__WORK TO COMPLETE__:
Go through the listing and pick out each line with the word "January" in it.

━━ RECORDS SHOWN ━━

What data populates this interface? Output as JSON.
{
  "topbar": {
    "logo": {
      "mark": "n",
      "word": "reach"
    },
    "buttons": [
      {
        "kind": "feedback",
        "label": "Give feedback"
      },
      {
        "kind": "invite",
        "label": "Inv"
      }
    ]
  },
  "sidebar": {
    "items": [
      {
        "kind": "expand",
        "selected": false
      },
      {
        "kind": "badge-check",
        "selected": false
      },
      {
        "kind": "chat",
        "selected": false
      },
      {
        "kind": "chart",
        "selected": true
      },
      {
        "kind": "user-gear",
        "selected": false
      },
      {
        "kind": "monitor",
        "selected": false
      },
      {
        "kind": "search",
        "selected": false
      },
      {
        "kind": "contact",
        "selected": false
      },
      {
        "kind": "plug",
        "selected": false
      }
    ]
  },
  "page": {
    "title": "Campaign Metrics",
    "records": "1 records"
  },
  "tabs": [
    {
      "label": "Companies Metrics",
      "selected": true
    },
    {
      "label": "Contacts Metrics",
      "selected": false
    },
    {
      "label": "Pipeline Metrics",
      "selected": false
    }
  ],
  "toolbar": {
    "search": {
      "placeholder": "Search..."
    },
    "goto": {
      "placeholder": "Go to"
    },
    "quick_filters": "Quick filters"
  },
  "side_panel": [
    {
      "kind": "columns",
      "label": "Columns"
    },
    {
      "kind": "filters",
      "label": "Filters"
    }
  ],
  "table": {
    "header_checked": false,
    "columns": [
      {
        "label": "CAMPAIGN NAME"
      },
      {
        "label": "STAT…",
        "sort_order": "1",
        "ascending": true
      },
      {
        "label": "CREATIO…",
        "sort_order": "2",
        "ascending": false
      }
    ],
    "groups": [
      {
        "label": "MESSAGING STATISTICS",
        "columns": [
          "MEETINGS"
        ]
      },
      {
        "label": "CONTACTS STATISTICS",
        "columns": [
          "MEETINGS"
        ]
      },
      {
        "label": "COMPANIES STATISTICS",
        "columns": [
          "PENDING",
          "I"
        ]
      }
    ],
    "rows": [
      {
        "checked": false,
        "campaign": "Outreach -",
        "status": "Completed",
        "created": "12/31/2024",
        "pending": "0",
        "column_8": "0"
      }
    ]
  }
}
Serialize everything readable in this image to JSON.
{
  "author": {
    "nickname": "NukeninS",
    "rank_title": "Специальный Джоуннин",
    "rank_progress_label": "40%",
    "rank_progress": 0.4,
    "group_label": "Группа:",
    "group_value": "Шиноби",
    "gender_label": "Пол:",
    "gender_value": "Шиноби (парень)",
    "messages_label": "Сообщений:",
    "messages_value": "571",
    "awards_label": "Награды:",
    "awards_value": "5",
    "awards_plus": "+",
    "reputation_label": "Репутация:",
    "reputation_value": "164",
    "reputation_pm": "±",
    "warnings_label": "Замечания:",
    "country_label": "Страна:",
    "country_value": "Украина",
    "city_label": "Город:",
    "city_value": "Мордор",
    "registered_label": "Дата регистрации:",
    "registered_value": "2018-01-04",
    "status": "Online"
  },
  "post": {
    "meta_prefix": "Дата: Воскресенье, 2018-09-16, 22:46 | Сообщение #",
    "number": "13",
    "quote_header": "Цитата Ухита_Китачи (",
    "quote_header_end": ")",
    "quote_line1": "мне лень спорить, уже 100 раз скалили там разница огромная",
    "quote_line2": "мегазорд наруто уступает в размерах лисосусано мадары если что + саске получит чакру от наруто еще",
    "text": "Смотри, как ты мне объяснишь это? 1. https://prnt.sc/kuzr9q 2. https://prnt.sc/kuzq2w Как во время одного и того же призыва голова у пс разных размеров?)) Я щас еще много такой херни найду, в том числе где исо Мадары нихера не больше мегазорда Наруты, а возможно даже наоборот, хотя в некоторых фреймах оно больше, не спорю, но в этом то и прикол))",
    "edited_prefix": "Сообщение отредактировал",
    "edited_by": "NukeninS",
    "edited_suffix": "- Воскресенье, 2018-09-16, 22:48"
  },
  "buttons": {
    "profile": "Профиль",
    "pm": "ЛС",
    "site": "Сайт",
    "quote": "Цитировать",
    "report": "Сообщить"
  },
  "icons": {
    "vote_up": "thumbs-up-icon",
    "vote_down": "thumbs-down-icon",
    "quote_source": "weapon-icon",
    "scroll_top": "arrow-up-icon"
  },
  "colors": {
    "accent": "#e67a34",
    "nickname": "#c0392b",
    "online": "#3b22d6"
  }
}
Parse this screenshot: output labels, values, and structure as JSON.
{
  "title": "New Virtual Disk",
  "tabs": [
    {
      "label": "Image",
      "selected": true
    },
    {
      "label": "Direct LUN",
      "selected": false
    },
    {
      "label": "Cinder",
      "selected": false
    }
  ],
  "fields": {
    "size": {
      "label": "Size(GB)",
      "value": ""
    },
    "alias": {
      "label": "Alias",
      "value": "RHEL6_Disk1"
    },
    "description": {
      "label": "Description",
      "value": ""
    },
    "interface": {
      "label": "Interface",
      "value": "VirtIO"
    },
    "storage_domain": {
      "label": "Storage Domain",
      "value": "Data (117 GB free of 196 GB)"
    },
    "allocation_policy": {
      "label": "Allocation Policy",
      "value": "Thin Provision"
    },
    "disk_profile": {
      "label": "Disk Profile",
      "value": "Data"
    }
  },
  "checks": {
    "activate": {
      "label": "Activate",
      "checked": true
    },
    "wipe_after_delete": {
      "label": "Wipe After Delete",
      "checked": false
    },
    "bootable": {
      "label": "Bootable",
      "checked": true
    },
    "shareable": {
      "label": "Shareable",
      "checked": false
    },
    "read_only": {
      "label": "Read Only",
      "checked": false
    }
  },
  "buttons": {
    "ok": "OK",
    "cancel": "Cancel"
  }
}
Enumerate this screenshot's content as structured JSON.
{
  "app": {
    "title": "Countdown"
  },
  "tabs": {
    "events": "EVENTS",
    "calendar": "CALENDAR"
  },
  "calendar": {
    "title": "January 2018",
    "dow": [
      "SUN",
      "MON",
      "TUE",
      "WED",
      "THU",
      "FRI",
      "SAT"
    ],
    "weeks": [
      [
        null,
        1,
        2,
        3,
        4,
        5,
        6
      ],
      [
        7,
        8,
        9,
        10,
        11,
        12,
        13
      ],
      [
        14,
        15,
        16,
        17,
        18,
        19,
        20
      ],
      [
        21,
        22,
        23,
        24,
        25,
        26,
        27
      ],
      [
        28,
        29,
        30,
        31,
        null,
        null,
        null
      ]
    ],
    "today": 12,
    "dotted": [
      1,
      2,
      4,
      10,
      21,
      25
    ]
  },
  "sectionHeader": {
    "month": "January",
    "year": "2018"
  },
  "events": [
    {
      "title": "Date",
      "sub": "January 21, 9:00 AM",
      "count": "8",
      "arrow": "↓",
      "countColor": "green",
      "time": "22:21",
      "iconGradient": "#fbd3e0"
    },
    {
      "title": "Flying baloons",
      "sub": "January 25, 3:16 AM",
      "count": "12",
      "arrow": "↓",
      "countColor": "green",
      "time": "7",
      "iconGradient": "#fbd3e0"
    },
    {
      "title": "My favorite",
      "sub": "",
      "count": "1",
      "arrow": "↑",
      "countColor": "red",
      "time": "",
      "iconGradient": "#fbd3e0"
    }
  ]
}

━━━

__ANSWER TO THE TASK__:
    "title": "January 2018",
    "month": "January",
      "sub": "January 21, 9:00 AM",
      "sub": "January 25, 3:16 AM",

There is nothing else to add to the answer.